**Short problem**
Repeat the data word for word. Do not include the pictures.

================================

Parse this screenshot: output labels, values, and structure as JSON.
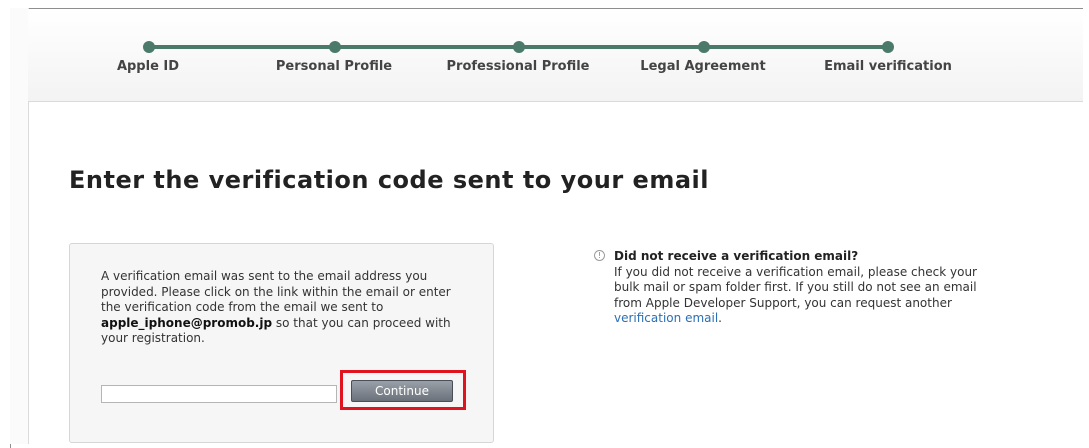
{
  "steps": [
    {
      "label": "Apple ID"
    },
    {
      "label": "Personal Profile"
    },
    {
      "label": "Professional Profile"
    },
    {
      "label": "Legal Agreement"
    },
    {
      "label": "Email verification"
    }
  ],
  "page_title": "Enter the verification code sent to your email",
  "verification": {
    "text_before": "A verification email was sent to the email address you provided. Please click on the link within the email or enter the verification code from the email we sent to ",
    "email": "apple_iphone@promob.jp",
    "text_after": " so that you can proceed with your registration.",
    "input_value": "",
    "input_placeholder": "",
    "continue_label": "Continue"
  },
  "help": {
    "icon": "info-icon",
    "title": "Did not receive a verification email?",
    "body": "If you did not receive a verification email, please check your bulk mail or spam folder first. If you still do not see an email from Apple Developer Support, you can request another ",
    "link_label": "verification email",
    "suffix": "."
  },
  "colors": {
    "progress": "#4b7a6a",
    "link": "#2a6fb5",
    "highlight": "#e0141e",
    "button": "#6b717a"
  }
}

================================

**Written response**
Parse this screenshot: output labels, values, and structure as JSON.
{
  "steps": [
    {
      "label": "Apple ID"
    },
    {
      "label": "Personal Profile"
    },
    {
      "label": "Professional Profile"
    },
    {
      "label": "Legal Agreement"
    },
    {
      "label": "Email verification"
    }
  ],
  "page_title": "Enter the verification code sent to your email",
  "verification": {
    "text_before": "A verification email was sent to the email address you provided. Please click on the link within the email or enter the verification code from the email we sent to ",
    "email": "apple_iphone@promob.jp",
    "text_after": " so that you can proceed with your registration.",
    "input_value": "",
    "input_placeholder": "",
    "continue_label": "Continue"
  },
  "help": {
    "icon": "info-icon",
    "title": "Did not receive a verification email?",
    "body": "If you did not receive a verification email, please check your bulk mail or spam folder first. If you still do not see an email from Apple Developer Support, you can request another ",
    "link_label": "verification email",
    "suffix": "."
  },
  "colors": {
    "progress": "#4b7a6a",
    "link": "#2a6fb5",
    "highlight": "#e0141e",
    "button": "#6b717a"
  }
}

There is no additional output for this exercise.